Extracted data entries
════════════════════

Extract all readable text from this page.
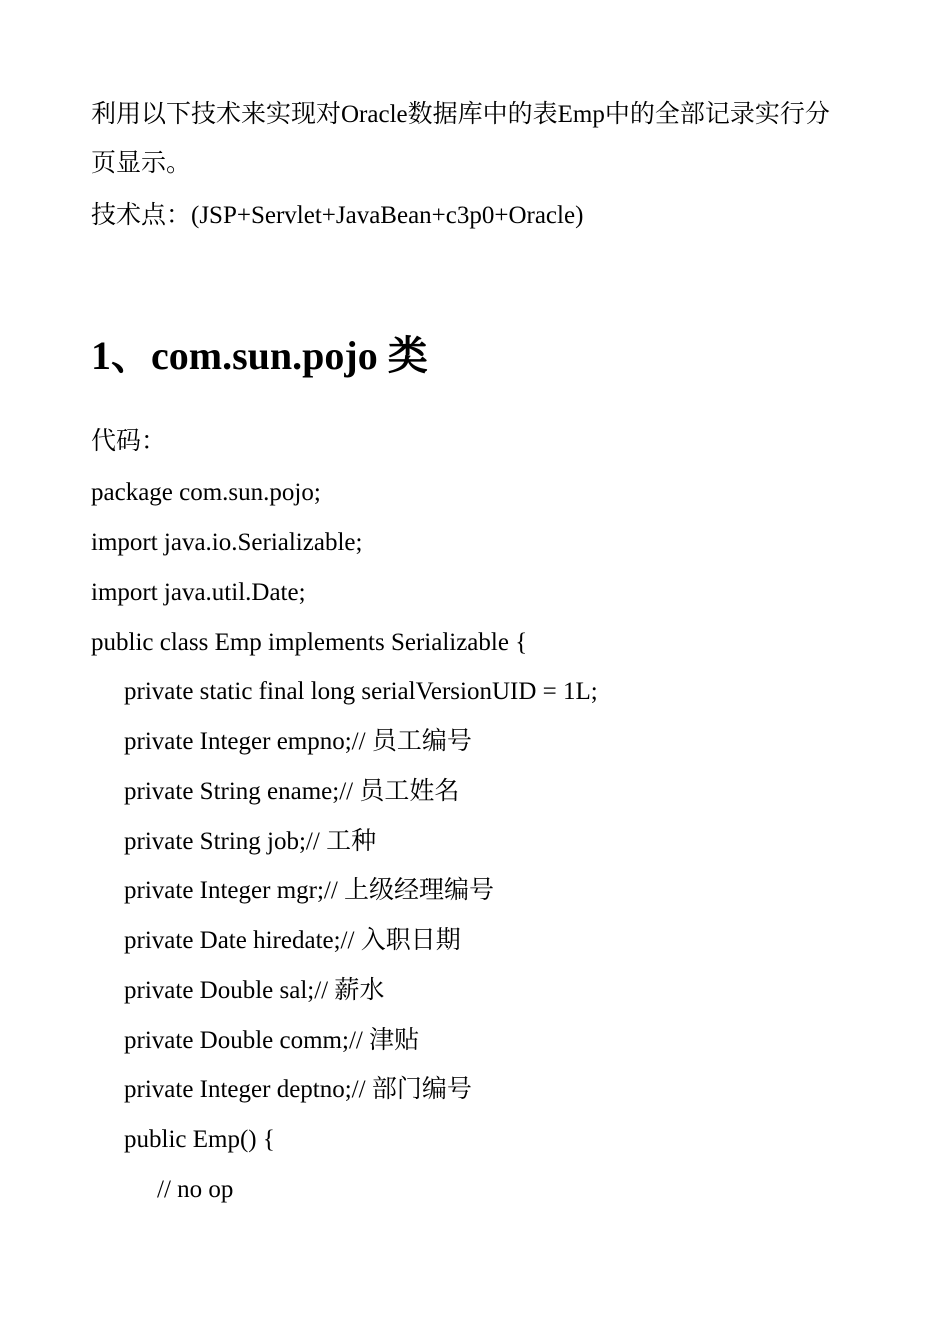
利用以下技术来实现对Oracle数据库中的表Emp中的全部记录实行分
页显示。
技术点：(JSP+Servlet+JavaBean+c3p0+Oracle)
1、com.sun.pojo 类
代码：
package com.sun.pojo;
import java.io.Serializable;
import java.util.Date;
public class Emp implements Serializable {
private static final long serialVersionUID = 1L;
private Integer empno;// 员工编号
private String ename;// 员工姓名
private String job;// 工种
private Integer mgr;// 上级经理编号
private Date hiredate;// 入职日期
private Double sal;// 薪水
private Double comm;// 津贴
private Integer deptno;// 部门编号
public Emp() {
// no op
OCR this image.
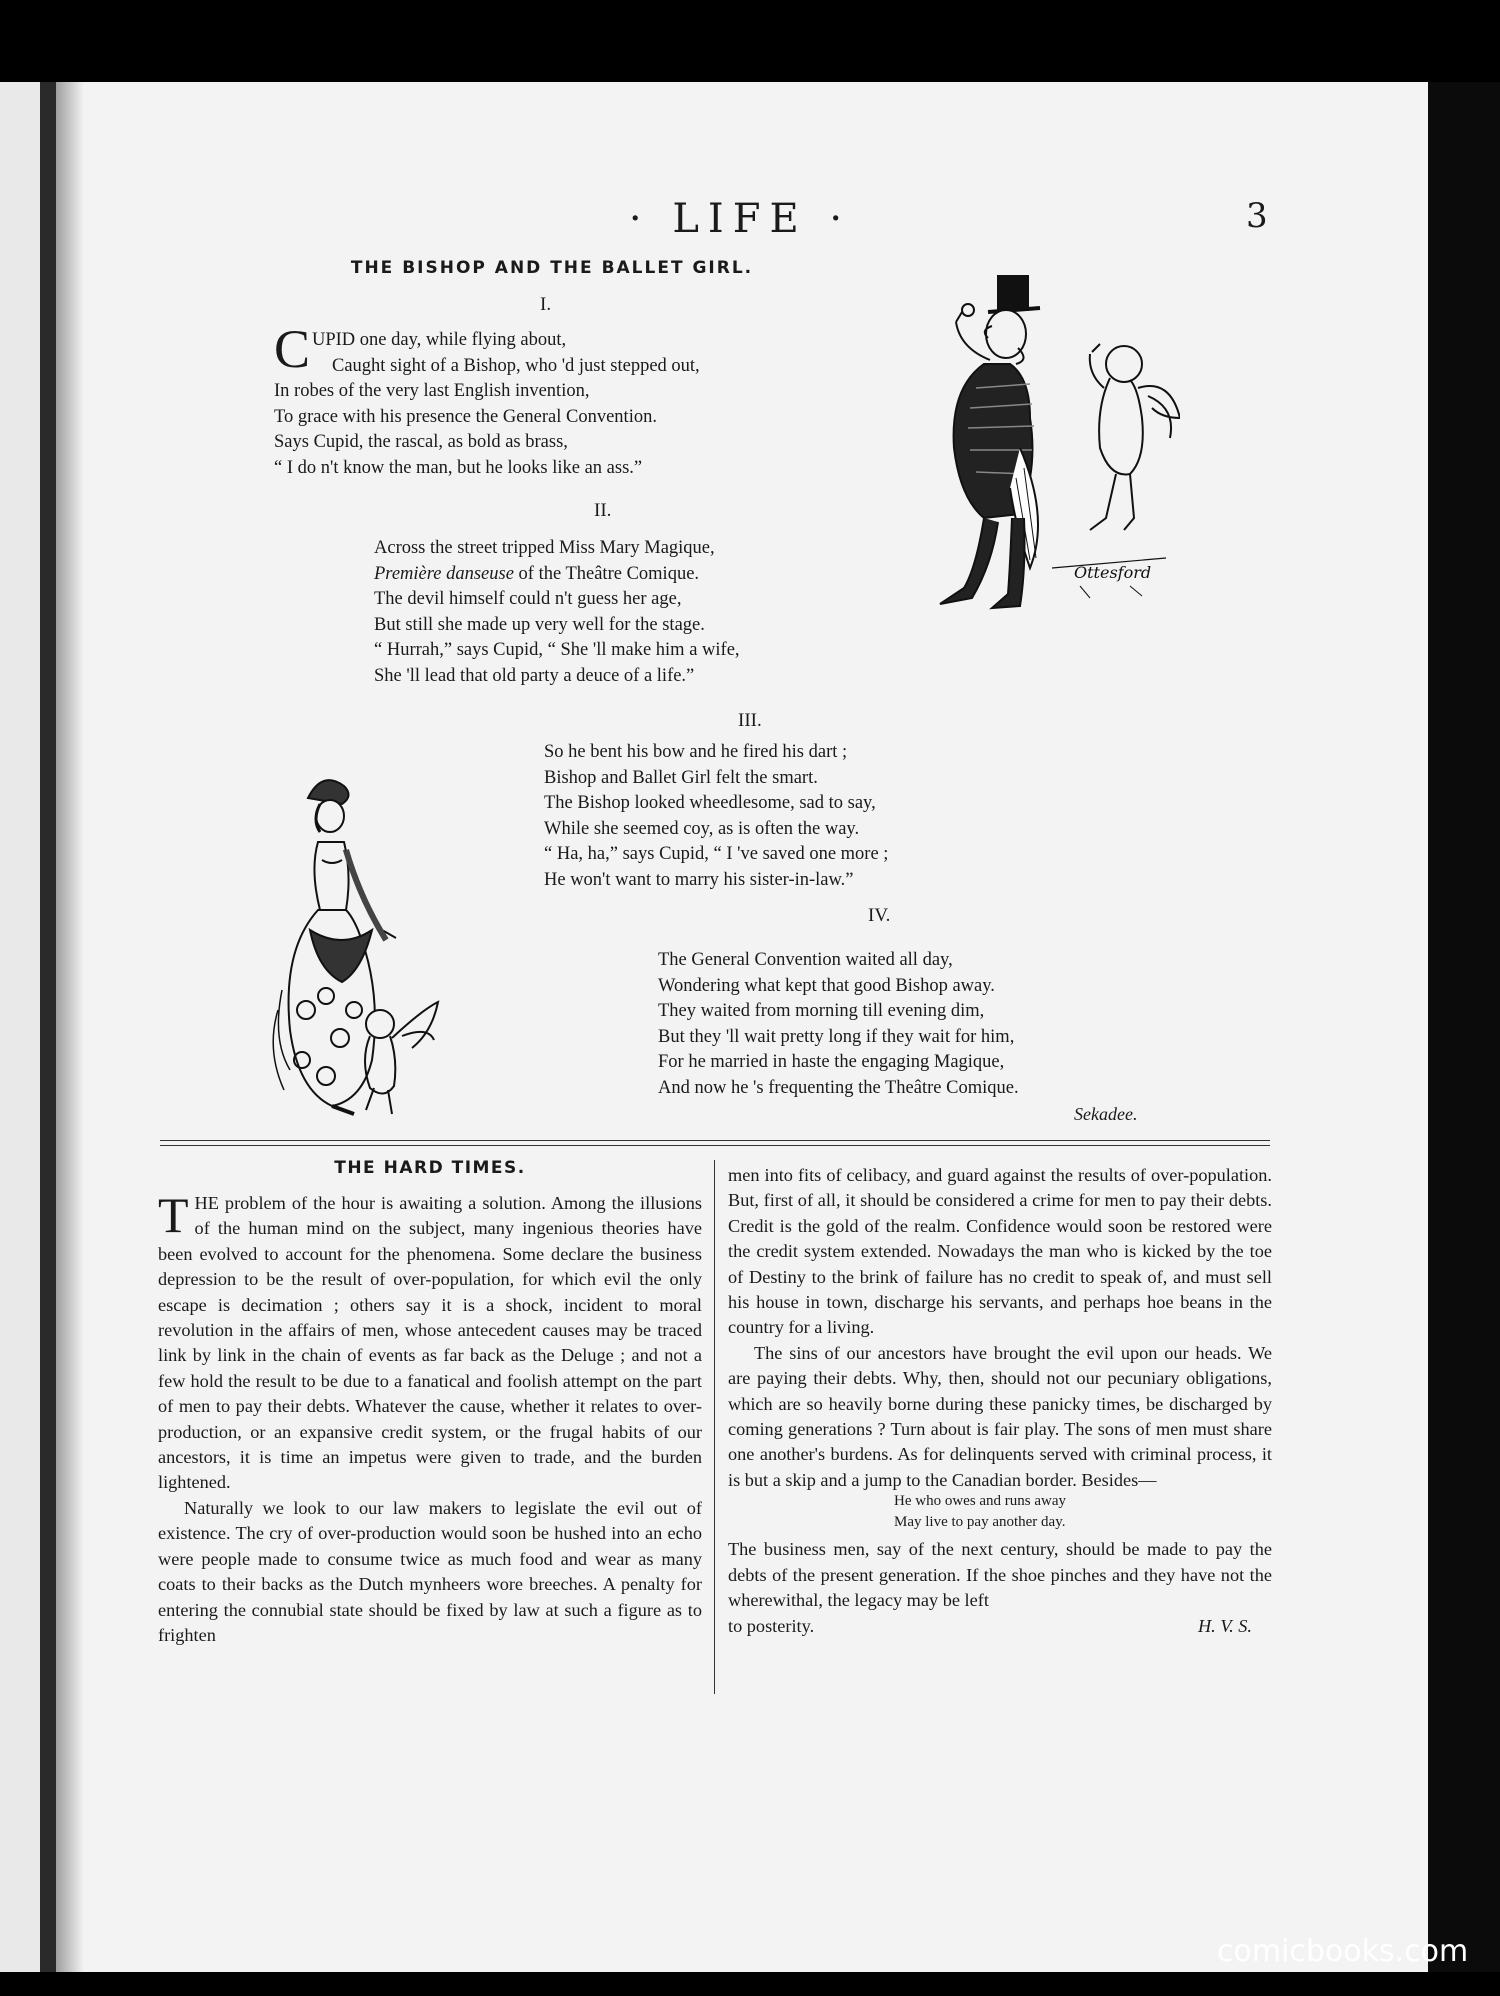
· LIFE ·	3
THE BISHOP AND THE BALLET GIRL.
I.
C UPID one day, while flying about,
Caught sight of a Bishop, who 'd just stepped out,
In robes of the very last English invention,
To grace with his presence the General Convention.
Says Cupid, the rascal, as bold as brass,
“ I do n't know the man, but he looks like an ass.”
II.
Across the street tripped Miss Mary Magique,
Première danseuse of the Theâtre Comique.
The devil himself could n't guess her age,
But still she made up very well for the stage.
“ Hurrah,” says Cupid, “ She 'll make him a wife,
She 'll lead that old party a deuce of a life.”
III.
So he bent his bow and he fired his dart ;
Bishop and Ballet Girl felt the smart.
The Bishop looked wheedlesome, sad to say,
While she seemed coy, as is often the way.
“ Ha, ha,” says Cupid, “ I 've saved one more ;
He won't want to marry his sister-in-law.”
IV.
The General Convention waited all day,
Wondering what kept that good Bishop away.
They waited from morning till evening dim,
But they 'll wait pretty long if they wait for him,
For he married in haste the engaging Magique,
And now he 's frequenting the Theâtre Comique.
Sekadee.
Ottesford
THE HARD TIMES.

THE problem of the hour is awaiting a solution. Among the illusions of the human mind on the subject, many ingenious theories have been evolved to account for the phenomena. Some declare the business depression to be the result of over-population, for which evil the only escape is decimation ; others say it is a shock, incident to moral revolution in the affairs of men, whose antecedent causes may be traced link by link in the chain of events as far back as the Deluge ; and not a few hold the result to be due to a fanatical and foolish attempt on the part of men to pay their debts. Whatever the cause, whether it relates to over-production, or an expansive credit system, or the frugal habits of our ancestors, it is time an impetus were given to trade, and the burden lightened.

Naturally we look to our law makers to legislate the evil out of existence. The cry of over-production would soon be hushed into an echo were people made to consume twice as much food and wear as many coats to their backs as the Dutch mynheers wore breeches. A penalty for entering the connubial state should be fixed by law at such a figure as to frighten

men into fits of celibacy, and guard against the results of over-population. But, first of all, it should be considered a crime for men to pay their debts. Credit is the gold of the realm. Confidence would soon be restored were the credit system extended. Nowadays the man who is kicked by the toe of Destiny to the brink of failure has no credit to speak of, and must sell his house in town, discharge his servants, and perhaps hoe beans in the country for a living.

The sins of our ancestors have brought the evil upon our heads. We are paying their debts. Why, then, should not our pecuniary obligations, which are so heavily borne during these panicky times, be discharged by coming generations ? Turn about is fair play. The sons of men must share one another's burdens. As for delinquents served with criminal process, it is but a skip and a jump to the Canadian border. Besides—

He who owes and runs away
May live to pay another day.

The business men, say of the next century, should be made to pay the debts of the present generation. If the shoe pinches and they have not the wherewithal, the legacy may be left

to posterity.	H. V. S.
comicbooks.com
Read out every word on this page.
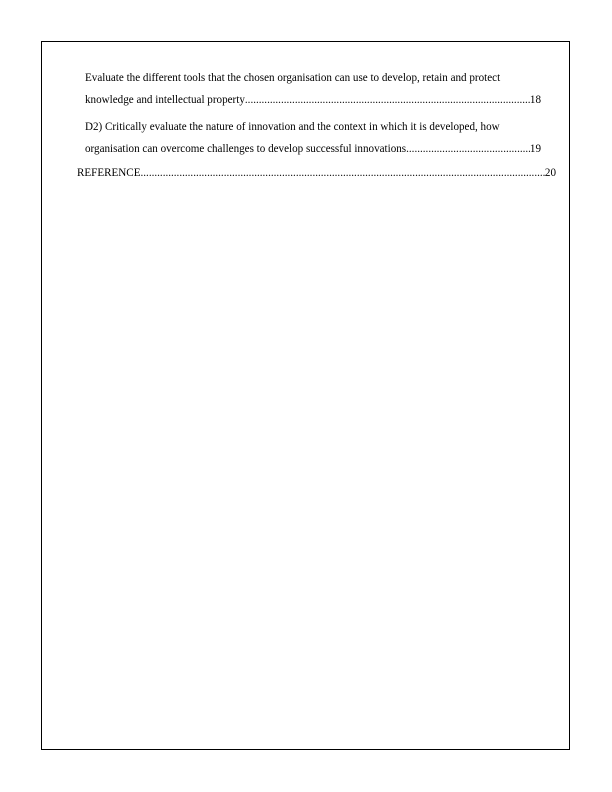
Evaluate the different tools that the chosen organisation can use to develop, retain and protect
knowledge and intellectual property .....	18
D2) Critically evaluate the nature of innovation and the context in which it is developed, how
organisation can overcome challenges to develop successful innovations .....	19
REFERENCE .....	20
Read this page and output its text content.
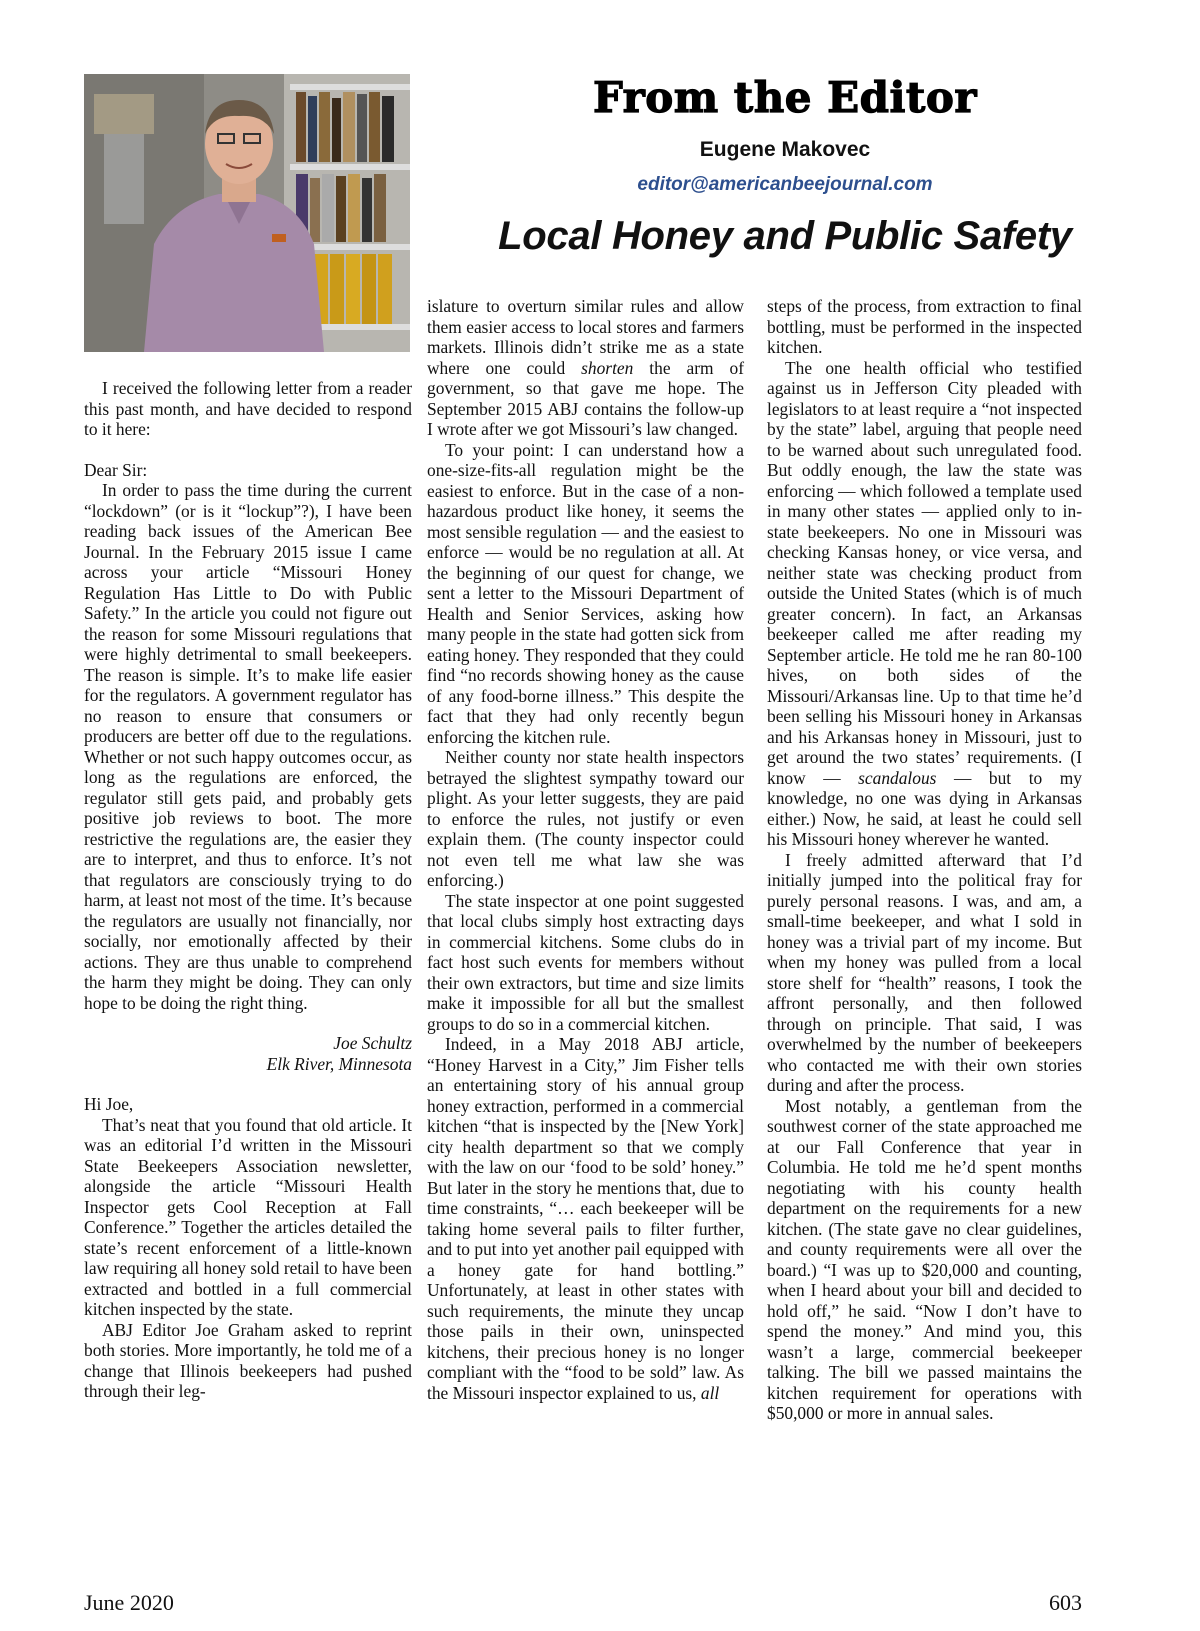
From the Editor
Eugene Makovec
editor@americanbeejournal.com
Local Honey and Public Safety

I received the following letter from a reader this past month, and have decided to respond to it here:

Dear Sir:

In order to pass the time during the current “lockdown” (or is it “lockup”?), I have been reading back issues of the American Bee Journal. In the February 2015 issue I came across your article “Missouri Honey Regulation Has Little to Do with Public Safety.” In the article you could not figure out the reason for some Missouri regulations that were highly detrimental to small beekeepers. The reason is simple. It’s to make life easier for the regulators. A government regulator has no reason to ensure that consumers or producers are better off due to the regulations. Whether or not such happy outcomes occur, as long as the regulations are enforced, the regulator still gets paid, and probably gets positive job reviews to boot. The more restrictive the regulations are, the easier they are to interpret, and thus to enforce. It’s not that regulators are consciously trying to do harm, at least not most of the time. It’s because the regulators are usually not financially, nor socially, nor emotionally affected by their actions. They are thus unable to comprehend the harm they might be doing. They can only hope to be doing the right thing.

Joe Schultz

Elk River, Minnesota

Hi Joe,

That’s neat that you found that old article. It was an editorial I’d written in the Missouri State Beekeepers Association newsletter, alongside the article “Missouri Health Inspector gets Cool Reception at Fall Conference.” Together the articles detailed the state’s recent enforcement of a little-known law requiring all honey sold retail to have been extracted and bottled in a full commercial kitchen inspected by the state.

ABJ Editor Joe Graham asked to reprint both stories. More importantly, he told me of a change that Illinois beekeepers had pushed through their leg-

islature to overturn similar rules and allow them easier access to local stores and farmers markets. Illinois didn’t strike me as a state where one could shorten the arm of government, so that gave me hope. The September 2015 ABJ contains the follow-up I wrote after we got Missouri’s law changed.

To your point: I can understand how a one-size-fits-all regulation might be the easiest to enforce. But in the case of a non-hazardous product like honey, it seems the most sensible regulation — and the easiest to enforce — would be no regulation at all. At the beginning of our quest for change, we sent a letter to the Missouri Department of Health and Senior Services, asking how many people in the state had gotten sick from eating honey. They responded that they could find “no records showing honey as the cause of any food-borne illness.” This despite the fact that they had only recently begun enforcing the kitchen rule.

Neither county nor state health inspectors betrayed the slightest sympathy toward our plight. As your letter suggests, they are paid to enforce the rules, not justify or even explain them. (The county inspector could not even tell me what law she was enforcing.)

The state inspector at one point suggested that local clubs simply host extracting days in commercial kitchens. Some clubs do in fact host such events for members without their own extractors, but time and size limits make it impossible for all but the smallest groups to do so in a commercial kitchen.

Indeed, in a May 2018 ABJ article, “Honey Harvest in a City,” Jim Fisher tells an entertaining story of his annual group honey extraction, performed in a commercial kitchen “that is inspected by the [New York] city health department so that we comply with the law on our ‘food to be sold’ honey.” But later in the story he mentions that, due to time constraints, “… each beekeeper will be taking home several pails to filter further, and to put into yet another pail equipped with a honey gate for hand bottling.” Unfortunately, at least in other states with such requirements, the minute they uncap those pails in their own, uninspected kitchens, their precious honey is no longer compliant with the “food to be sold” law. As the Missouri inspector explained to us, all

steps of the process, from extraction to final bottling, must be performed in the inspected kitchen.

The one health official who testified against us in Jefferson City pleaded with legislators to at least require a “not inspected by the state” label, arguing that people need to be warned about such unregulated food. But oddly enough, the law the state was enforcing — which followed a template used in many other states — applied only to in-state beekeepers. No one in Missouri was checking Kansas honey, or vice versa, and neither state was checking product from outside the United States (which is of much greater concern). In fact, an Arkansas beekeeper called me after reading my September article. He told me he ran 80-100 hives, on both sides of the Missouri/Arkansas line. Up to that time he’d been selling his Missouri honey in Arkansas and his Arkansas honey in Missouri, just to get around the two states’ requirements. (I know — scandalous — but to my knowledge, no one was dying in Arkansas either.) Now, he said, at least he could sell his Missouri honey wherever he wanted.

I freely admitted afterward that I’d initially jumped into the political fray for purely personal reasons. I was, and am, a small-time beekeeper, and what I sold in honey was a trivial part of my income. But when my honey was pulled from a local store shelf for “health” reasons, I took the affront personally, and then followed through on principle. That said, I was overwhelmed by the number of beekeepers who contacted me with their own stories during and after the process.

Most notably, a gentleman from the southwest corner of the state approached me at our Fall Conference that year in Columbia. He told me he’d spent months negotiating with his county health department on the requirements for a new kitchen. (The state gave no clear guidelines, and county requirements were all over the board.) “I was up to $20,000 and counting, when I heard about your bill and decided to hold off,” he said. “Now I don’t have to spend the money.” And mind you, this wasn’t a large, commercial beekeeper talking. The bill we passed maintains the kitchen requirement for operations with $50,000 or more in annual sales.

June 2020	603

════════════════════

What the exercise asks: Each line that holds the word "through" is to be copied.

Expected answer:
ABJ Editor Joe Graham asked to reprint both stories. More importantly, he told me of a change that Illinois beekeepers had pushed through their leg-
I freely admitted afterward that I’d initially jumped into the political fray for purely personal reasons. I was, and am, a small-time beekeeper, and what I sold in honey was a trivial part of my income. But when my honey was pulled from a local store shelf for “health” reasons, I took the affront personally, and then followed through on principle. That said, I was overwhelmed by the number of beekeepers who contacted me with their own stories during and after the process.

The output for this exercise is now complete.